* [DIRECTIVE]:
Lines that contain "dated" are to be counted; give only their number.

* [DATA FOR PROCESSING]:
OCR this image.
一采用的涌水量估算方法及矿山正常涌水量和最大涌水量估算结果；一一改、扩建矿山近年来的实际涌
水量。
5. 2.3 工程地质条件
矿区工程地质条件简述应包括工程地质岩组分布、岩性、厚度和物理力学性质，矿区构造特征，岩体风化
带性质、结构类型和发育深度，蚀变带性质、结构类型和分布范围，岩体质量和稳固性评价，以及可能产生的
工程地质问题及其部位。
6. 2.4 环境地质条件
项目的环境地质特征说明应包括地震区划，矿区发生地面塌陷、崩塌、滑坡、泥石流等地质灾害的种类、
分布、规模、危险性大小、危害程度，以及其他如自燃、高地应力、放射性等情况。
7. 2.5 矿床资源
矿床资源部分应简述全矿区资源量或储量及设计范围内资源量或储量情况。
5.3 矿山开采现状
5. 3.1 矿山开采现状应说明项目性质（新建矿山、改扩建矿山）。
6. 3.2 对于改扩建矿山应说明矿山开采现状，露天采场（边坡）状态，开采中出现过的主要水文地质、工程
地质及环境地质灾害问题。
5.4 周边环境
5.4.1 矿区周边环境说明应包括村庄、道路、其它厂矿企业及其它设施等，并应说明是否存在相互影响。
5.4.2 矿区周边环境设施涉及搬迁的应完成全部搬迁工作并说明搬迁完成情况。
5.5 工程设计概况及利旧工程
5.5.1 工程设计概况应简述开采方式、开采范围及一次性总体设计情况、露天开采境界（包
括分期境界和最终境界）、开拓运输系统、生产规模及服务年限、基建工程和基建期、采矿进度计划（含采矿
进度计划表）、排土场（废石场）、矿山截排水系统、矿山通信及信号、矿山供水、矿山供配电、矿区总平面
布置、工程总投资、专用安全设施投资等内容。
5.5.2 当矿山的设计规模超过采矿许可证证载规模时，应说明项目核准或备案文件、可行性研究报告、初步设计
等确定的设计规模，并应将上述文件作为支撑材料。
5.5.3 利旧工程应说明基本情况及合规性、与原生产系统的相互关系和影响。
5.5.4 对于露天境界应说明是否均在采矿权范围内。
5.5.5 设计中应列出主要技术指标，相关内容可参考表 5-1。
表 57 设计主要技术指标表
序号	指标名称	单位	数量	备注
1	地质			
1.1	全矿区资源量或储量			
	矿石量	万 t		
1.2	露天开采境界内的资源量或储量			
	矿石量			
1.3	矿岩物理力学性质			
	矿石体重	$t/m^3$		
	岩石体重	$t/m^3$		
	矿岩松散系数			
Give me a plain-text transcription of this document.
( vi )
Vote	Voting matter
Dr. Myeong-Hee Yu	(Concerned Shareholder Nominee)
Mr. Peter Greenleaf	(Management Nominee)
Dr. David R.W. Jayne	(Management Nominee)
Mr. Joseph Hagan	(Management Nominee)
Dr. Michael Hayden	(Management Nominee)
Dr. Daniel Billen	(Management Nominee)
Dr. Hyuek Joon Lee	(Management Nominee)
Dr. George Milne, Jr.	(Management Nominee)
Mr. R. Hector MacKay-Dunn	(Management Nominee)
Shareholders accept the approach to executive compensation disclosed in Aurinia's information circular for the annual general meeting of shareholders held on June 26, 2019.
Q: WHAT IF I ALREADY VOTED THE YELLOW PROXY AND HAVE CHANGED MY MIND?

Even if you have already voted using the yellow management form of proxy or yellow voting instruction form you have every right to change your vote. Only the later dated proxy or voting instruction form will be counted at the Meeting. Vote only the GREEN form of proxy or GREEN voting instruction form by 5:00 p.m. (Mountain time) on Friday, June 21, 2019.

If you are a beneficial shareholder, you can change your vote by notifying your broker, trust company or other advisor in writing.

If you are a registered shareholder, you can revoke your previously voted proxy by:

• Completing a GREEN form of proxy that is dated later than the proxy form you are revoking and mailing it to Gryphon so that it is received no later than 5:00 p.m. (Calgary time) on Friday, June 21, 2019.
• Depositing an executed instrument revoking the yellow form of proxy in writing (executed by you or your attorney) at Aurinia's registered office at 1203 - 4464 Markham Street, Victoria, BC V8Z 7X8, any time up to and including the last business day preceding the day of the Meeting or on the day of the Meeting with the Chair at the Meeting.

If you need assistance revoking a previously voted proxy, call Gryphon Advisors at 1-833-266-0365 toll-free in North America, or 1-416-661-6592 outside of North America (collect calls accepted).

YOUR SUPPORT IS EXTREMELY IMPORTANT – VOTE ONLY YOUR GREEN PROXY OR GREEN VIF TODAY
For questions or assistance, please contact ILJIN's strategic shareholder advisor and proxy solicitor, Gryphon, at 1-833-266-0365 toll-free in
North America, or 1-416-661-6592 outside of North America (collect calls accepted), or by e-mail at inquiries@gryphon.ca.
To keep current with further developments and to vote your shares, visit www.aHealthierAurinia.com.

* [TASK RESULT]:
2